* _Task statement_: Gather every line of the entries that includes the word "موجودی".

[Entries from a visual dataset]
>> begin

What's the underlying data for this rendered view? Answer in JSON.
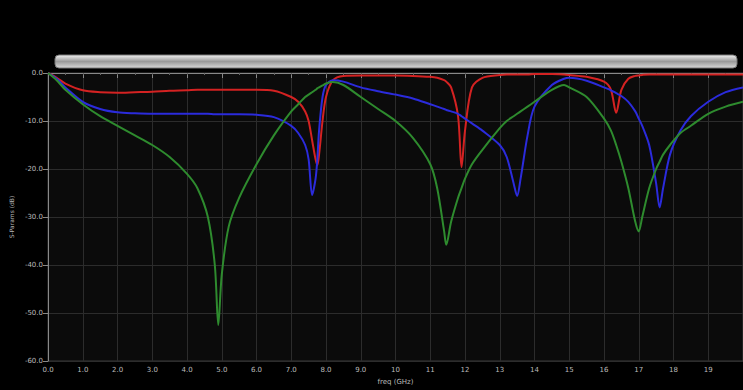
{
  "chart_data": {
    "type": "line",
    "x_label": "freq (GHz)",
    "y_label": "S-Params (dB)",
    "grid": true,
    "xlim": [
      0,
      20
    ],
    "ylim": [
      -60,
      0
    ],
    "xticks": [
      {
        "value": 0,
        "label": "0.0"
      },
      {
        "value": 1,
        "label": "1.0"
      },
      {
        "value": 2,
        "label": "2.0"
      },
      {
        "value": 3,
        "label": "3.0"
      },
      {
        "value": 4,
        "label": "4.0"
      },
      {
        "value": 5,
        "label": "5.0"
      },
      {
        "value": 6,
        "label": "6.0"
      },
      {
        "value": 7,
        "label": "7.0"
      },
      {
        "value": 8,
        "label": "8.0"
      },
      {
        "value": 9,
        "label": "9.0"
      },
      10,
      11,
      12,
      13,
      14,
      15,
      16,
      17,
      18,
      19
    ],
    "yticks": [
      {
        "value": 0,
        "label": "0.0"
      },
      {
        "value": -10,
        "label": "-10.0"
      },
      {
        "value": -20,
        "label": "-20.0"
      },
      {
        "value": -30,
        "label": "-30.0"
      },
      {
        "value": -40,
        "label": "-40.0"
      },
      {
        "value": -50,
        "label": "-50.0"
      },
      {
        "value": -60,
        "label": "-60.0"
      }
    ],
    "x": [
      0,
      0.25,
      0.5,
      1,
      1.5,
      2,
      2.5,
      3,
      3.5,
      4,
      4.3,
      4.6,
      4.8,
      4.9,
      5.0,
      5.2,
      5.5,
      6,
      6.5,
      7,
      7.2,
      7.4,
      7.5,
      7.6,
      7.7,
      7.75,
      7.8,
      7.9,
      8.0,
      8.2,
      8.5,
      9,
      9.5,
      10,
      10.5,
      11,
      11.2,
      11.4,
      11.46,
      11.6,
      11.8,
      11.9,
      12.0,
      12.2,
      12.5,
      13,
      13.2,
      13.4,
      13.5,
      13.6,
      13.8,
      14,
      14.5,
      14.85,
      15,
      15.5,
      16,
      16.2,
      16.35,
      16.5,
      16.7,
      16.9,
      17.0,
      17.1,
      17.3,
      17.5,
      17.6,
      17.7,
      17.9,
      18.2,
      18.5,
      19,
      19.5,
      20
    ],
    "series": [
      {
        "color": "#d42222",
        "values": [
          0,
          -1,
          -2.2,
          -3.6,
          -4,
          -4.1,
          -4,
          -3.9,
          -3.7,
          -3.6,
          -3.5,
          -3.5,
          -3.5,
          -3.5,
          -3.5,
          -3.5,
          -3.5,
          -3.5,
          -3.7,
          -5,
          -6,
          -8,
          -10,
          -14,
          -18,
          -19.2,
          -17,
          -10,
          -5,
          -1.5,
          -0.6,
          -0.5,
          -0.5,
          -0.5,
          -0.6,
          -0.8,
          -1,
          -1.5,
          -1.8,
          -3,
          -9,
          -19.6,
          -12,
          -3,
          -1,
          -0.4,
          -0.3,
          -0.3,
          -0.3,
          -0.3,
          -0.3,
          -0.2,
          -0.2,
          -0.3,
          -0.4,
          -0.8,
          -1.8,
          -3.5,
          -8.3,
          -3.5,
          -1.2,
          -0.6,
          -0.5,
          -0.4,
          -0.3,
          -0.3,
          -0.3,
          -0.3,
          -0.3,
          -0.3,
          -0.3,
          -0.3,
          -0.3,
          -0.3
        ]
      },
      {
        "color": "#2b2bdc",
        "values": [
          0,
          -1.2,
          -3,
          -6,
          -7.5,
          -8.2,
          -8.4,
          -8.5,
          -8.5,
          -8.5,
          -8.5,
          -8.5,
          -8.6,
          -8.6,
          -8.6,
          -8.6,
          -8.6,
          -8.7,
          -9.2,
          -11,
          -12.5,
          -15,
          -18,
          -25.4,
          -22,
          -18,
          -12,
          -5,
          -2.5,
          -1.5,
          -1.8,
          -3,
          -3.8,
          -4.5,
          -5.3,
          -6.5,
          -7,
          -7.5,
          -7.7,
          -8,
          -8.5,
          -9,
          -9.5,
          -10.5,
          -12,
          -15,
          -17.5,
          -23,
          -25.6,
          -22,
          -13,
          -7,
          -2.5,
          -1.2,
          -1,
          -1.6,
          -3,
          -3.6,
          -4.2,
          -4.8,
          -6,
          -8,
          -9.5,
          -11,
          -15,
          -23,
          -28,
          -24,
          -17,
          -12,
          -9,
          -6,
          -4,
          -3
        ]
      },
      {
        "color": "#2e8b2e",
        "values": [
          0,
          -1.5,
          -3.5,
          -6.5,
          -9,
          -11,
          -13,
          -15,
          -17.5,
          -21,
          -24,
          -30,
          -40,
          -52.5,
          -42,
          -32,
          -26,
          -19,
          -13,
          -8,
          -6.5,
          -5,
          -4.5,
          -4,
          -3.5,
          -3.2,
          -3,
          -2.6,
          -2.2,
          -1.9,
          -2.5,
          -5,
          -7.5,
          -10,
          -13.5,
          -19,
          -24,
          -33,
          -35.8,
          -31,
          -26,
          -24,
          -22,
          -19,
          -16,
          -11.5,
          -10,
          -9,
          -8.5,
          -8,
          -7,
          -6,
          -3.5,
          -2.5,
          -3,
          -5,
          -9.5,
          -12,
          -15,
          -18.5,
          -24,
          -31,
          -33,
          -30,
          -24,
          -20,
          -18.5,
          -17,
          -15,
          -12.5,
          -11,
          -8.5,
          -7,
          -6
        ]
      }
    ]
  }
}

>> end
>> begin

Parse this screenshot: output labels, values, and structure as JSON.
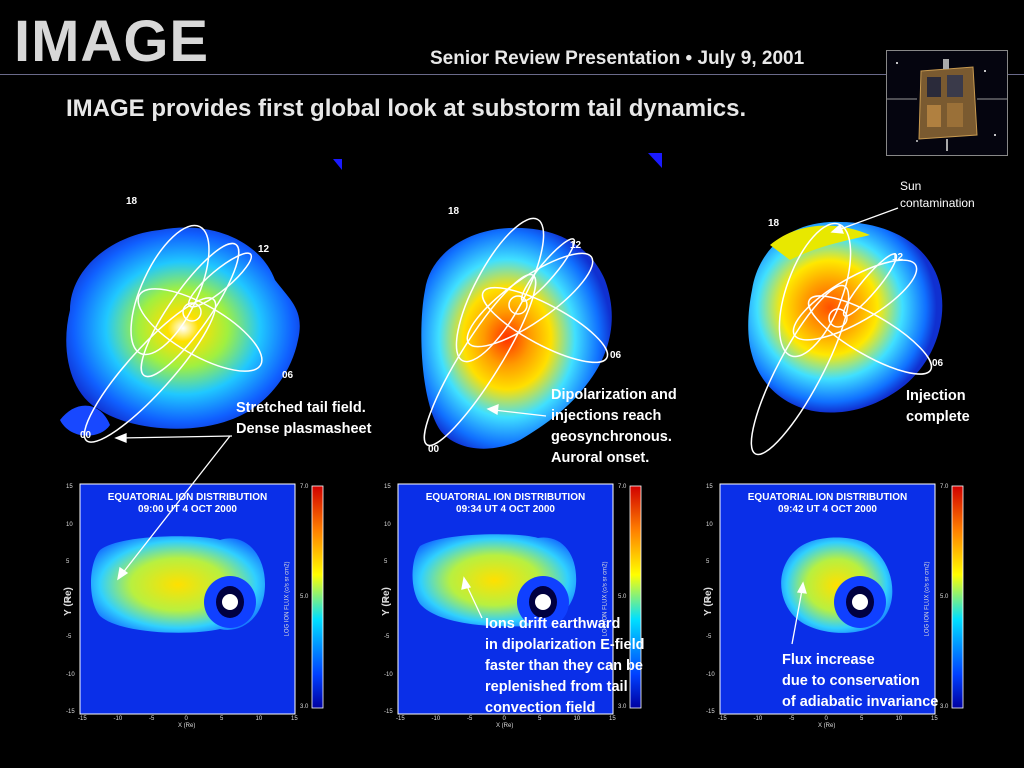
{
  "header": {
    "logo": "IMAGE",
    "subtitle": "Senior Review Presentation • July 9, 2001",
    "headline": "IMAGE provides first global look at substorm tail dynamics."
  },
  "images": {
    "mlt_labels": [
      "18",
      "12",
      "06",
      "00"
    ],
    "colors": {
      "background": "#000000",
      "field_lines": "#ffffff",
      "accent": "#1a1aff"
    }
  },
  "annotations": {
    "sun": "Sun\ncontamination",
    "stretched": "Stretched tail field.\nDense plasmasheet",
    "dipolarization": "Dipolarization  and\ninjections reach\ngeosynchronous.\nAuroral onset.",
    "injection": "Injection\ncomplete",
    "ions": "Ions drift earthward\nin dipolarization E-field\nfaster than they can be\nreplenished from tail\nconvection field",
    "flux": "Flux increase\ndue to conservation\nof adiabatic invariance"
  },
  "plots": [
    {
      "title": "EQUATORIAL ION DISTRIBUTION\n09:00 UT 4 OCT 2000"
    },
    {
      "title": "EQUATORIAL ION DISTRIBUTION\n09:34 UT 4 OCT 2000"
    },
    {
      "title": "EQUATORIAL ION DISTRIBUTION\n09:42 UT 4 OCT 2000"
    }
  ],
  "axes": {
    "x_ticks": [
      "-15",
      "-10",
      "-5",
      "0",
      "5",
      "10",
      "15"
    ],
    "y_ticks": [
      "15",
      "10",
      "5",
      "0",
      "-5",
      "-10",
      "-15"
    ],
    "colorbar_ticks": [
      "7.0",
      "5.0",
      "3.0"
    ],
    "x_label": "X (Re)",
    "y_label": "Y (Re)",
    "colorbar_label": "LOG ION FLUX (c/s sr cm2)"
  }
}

>> end
>> begin

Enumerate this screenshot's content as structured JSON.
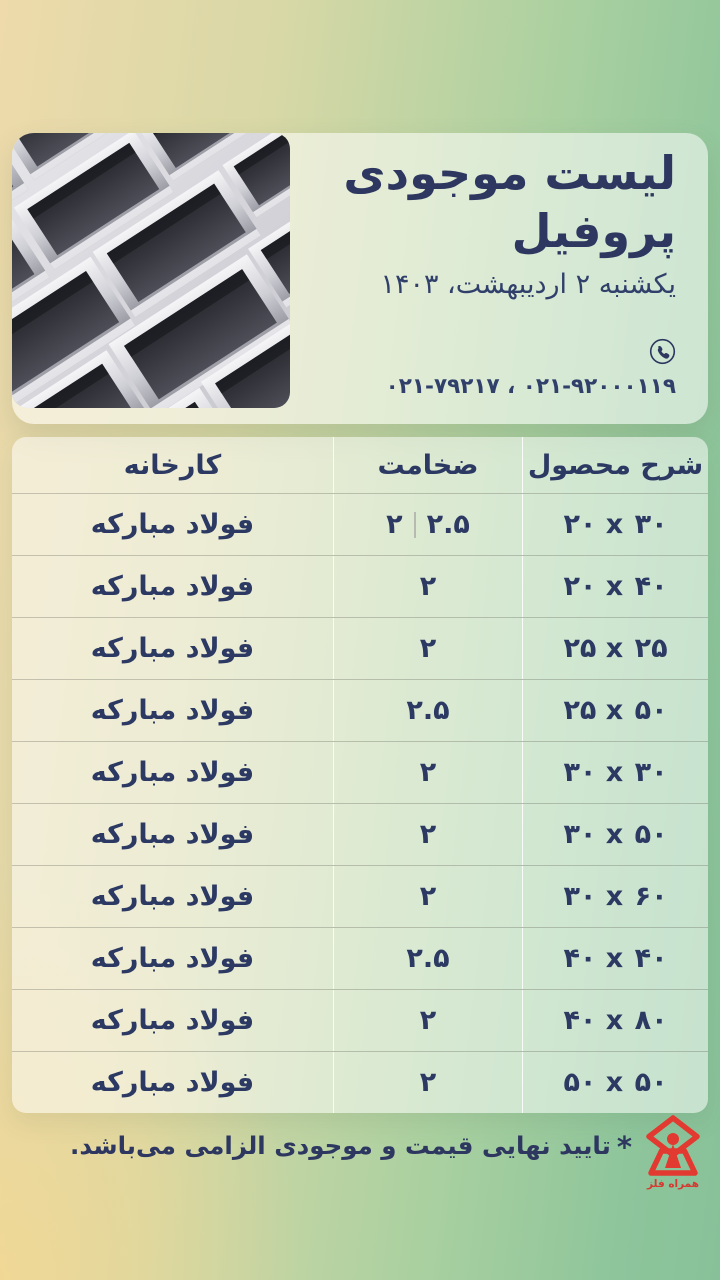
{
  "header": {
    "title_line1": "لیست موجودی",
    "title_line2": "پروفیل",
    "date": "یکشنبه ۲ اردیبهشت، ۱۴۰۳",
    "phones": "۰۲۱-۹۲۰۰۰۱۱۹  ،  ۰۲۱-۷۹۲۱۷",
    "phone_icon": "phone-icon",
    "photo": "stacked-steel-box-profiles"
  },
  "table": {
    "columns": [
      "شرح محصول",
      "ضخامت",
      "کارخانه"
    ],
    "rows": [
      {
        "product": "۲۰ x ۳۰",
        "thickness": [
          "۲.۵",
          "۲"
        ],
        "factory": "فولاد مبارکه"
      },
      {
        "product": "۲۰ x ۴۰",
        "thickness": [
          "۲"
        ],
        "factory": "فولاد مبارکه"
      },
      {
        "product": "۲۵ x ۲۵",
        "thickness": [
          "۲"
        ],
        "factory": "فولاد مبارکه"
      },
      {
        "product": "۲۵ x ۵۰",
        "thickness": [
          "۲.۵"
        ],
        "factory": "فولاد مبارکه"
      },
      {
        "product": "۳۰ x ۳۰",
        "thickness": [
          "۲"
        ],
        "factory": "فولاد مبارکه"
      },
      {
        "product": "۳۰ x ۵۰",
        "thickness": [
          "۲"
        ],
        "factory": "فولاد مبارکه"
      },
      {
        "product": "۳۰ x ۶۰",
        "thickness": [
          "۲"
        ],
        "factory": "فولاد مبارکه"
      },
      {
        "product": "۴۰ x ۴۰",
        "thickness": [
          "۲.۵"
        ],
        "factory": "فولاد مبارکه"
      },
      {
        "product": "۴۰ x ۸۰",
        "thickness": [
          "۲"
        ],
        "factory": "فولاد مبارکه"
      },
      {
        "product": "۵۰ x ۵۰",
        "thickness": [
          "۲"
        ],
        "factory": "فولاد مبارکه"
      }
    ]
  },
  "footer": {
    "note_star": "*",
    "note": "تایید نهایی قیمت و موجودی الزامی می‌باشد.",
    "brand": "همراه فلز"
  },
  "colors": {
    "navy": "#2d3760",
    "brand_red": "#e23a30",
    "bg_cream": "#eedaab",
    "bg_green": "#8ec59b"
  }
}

>> end

* _Result of this exercise_:
    "title_line1": "لیست موجودی",
    "note": "تایید نهایی قیمت و موجودی الزامی می‌باشد.",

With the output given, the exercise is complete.